◆ Task
Lines containing the word "不计利息" are to be located and copied.

◆ Records to process
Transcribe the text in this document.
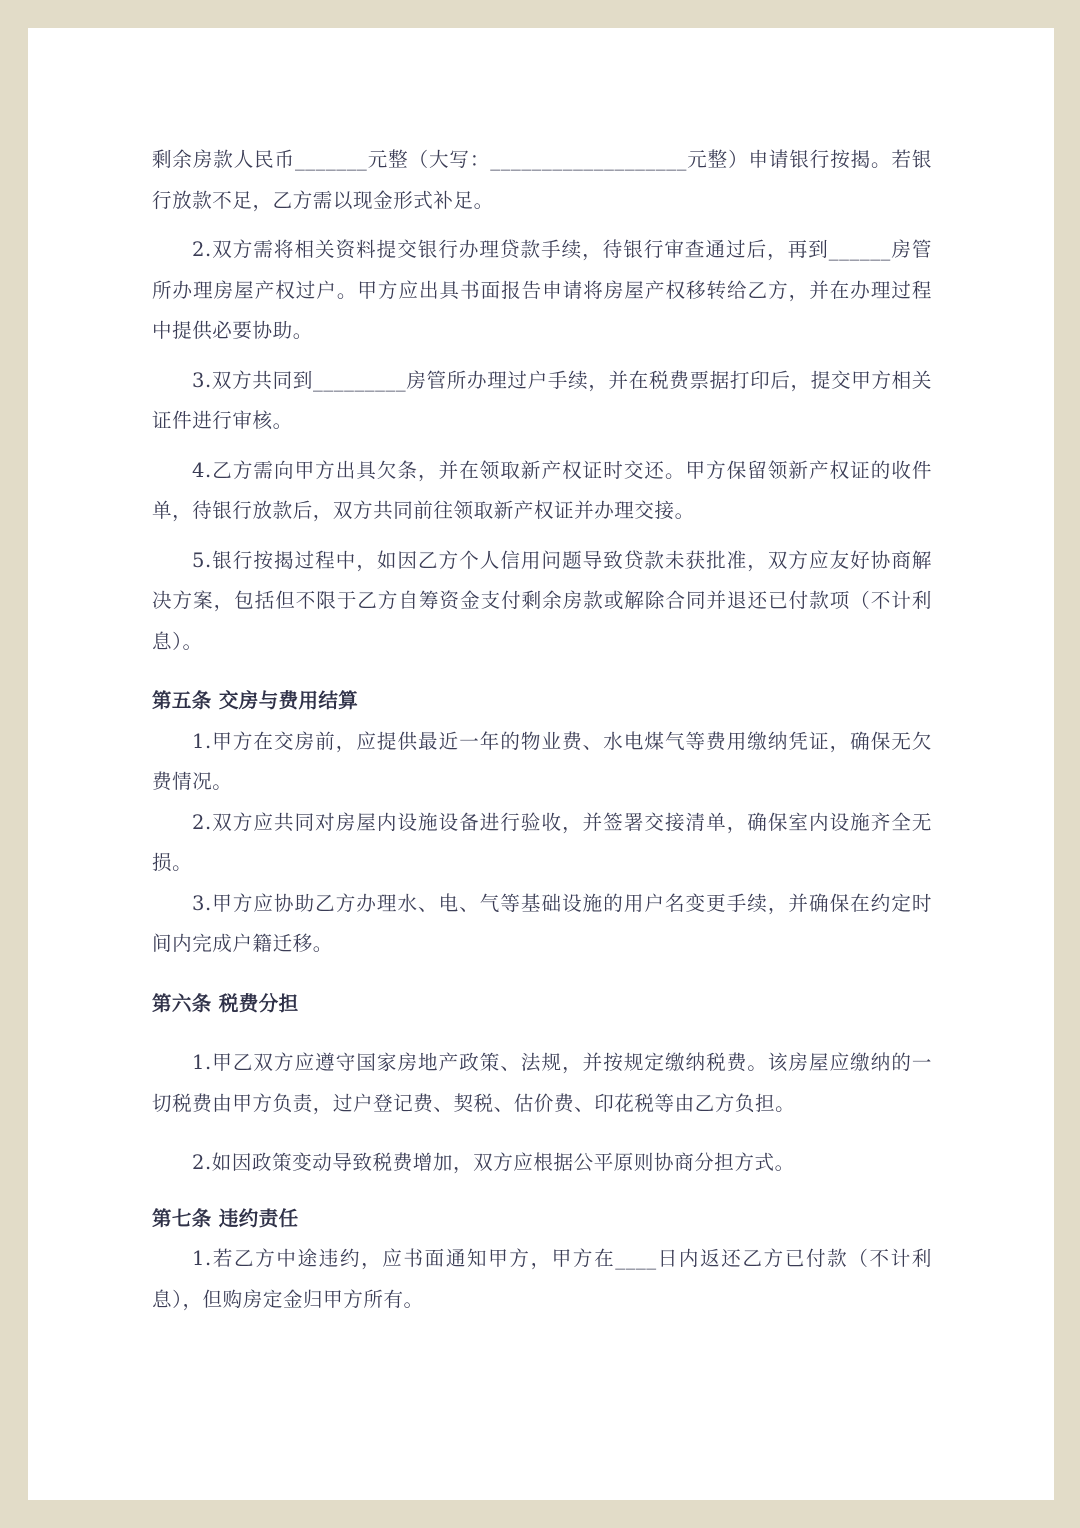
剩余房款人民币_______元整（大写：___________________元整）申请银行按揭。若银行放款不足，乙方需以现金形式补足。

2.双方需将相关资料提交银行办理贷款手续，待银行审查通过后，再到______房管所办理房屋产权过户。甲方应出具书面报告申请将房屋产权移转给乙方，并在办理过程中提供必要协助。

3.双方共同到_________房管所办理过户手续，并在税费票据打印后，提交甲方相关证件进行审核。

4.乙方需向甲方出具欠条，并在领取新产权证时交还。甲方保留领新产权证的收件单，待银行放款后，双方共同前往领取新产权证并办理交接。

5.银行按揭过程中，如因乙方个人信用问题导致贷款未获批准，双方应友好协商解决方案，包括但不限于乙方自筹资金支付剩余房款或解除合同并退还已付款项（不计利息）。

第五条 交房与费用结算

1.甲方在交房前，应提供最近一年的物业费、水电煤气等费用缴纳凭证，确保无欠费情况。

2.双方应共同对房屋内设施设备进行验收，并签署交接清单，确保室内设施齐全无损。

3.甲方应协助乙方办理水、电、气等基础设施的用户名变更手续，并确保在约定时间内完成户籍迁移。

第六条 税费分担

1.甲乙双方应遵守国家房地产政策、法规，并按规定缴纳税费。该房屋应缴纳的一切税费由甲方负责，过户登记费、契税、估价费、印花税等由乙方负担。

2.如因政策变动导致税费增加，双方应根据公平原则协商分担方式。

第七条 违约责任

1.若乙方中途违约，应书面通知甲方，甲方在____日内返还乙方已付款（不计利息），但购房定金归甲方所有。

◆ Reply to the task
5.银行按揭过程中，如因乙方个人信用问题导致贷款未获批准，双方应友好协商解决方案，包括但不限于乙方自筹资金支付剩余房款或解除合同并退还已付款项（不计利息）。
1.若乙方中途违约，应书面通知甲方，甲方在____日内返还乙方已付款（不计利息），但购房定金归甲方所有。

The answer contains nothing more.